— Begin Record set —
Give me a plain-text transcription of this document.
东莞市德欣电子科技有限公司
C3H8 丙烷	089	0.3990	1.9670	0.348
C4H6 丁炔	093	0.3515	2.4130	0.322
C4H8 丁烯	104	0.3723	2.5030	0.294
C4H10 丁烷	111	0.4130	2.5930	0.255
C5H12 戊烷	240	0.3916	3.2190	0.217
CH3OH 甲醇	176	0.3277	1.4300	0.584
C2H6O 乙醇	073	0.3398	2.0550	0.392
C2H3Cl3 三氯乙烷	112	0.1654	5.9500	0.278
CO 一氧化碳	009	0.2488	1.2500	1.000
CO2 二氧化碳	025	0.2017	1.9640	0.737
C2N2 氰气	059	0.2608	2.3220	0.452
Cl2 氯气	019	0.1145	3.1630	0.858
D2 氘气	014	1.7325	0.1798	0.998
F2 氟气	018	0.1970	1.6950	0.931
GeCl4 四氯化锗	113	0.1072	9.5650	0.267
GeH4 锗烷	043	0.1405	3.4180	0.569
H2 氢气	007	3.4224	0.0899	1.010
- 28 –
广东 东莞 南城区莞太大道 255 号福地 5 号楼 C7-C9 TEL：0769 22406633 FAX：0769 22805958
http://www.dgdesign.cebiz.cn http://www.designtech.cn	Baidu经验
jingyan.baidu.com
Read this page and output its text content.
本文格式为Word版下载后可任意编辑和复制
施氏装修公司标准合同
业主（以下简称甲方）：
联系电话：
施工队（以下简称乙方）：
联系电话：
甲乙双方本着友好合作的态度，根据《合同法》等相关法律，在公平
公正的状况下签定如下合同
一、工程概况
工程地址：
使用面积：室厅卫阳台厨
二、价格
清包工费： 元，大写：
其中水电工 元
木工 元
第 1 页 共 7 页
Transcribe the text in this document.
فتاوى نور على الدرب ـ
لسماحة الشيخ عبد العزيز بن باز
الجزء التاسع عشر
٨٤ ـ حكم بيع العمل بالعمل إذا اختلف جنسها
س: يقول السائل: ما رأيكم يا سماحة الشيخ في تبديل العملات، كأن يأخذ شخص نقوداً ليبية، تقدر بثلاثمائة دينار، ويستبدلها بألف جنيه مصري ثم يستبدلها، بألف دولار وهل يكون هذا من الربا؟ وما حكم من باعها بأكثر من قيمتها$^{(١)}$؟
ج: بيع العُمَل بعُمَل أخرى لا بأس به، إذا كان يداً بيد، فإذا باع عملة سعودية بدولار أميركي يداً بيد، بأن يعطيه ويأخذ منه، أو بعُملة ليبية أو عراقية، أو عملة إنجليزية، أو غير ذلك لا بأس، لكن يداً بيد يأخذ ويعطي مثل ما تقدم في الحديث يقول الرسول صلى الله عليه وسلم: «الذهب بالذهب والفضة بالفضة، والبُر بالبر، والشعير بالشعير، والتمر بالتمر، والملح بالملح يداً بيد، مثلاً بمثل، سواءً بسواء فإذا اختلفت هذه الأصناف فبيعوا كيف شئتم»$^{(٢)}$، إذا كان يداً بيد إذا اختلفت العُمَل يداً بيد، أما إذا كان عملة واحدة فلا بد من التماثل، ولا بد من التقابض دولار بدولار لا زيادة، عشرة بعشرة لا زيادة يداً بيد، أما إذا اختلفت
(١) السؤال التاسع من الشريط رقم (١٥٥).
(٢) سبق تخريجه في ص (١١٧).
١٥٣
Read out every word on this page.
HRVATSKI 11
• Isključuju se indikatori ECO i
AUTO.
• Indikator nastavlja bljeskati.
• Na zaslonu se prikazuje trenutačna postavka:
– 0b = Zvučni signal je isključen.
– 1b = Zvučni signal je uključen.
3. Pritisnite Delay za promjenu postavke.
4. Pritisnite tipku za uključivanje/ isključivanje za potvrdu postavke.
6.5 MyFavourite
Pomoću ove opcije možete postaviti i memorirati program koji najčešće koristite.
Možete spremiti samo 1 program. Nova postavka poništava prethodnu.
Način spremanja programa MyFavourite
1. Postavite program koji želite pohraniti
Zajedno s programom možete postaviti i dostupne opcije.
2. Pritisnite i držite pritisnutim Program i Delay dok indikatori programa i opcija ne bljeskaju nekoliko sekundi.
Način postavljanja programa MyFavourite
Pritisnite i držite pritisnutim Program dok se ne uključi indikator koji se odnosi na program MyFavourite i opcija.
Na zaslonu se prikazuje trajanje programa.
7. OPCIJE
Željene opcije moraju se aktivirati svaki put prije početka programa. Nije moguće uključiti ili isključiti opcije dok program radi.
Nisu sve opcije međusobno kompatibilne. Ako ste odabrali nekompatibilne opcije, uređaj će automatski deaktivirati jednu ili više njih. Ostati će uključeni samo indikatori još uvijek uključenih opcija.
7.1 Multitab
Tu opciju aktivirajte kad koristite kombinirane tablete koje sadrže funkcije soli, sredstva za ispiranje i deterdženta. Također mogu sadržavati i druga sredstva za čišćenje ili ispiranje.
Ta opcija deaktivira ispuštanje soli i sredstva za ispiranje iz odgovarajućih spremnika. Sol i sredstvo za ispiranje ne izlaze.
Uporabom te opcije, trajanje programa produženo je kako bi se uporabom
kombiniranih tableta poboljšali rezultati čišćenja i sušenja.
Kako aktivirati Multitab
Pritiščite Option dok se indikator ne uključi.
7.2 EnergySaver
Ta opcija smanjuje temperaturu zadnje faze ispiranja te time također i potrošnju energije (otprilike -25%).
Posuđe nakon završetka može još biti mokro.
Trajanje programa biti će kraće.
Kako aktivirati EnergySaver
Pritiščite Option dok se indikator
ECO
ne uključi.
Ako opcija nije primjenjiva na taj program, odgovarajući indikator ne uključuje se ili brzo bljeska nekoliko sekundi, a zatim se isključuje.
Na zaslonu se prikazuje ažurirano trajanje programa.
— End Record set —
Pick out the lines containing the string "دولار" and show them.

Solution:
س: يقول السائل: ما رأيكم يا سماحة الشيخ في تبديل العملات، كأن يأخذ شخص نقوداً ليبية، تقدر بثلاثمائة دينار، ويستبدلها بألف جنيه مصري ثم يستبدلها، بألف دولار وهل يكون هذا من الربا؟ وما حكم من باعها بأكثر من قيمتها$^{(١)}$؟
ج: بيع العُمَل بعُمَل أخرى لا بأس به، إذا كان يداً بيد، فإذا باع عملة سعودية بدولار أميركي يداً بيد، بأن يعطيه ويأخذ منه، أو بعُملة ليبية أو عراقية، أو عملة إنجليزية، أو غير ذلك لا بأس، لكن يداً بيد يأخذ ويعطي مثل ما تقدم في الحديث يقول الرسول صلى الله عليه وسلم: «الذهب بالذهب والفضة بالفضة، والبُر بالبر، والشعير بالشعير، والتمر بالتمر، والملح بالملح يداً بيد، مثلاً بمثل، سواءً بسواء فإذا اختلفت هذه الأصناف فبيعوا كيف شئتم»$^{(٢)}$، إذا كان يداً بيد إذا اختلفت العُمَل يداً بيد، أما إذا كان عملة واحدة فلا بد من التماثل، ولا بد من التقابض دولار بدولار لا زيادة، عشرة بعشرة لا زيادة يداً بيد، أما إذا اختلفت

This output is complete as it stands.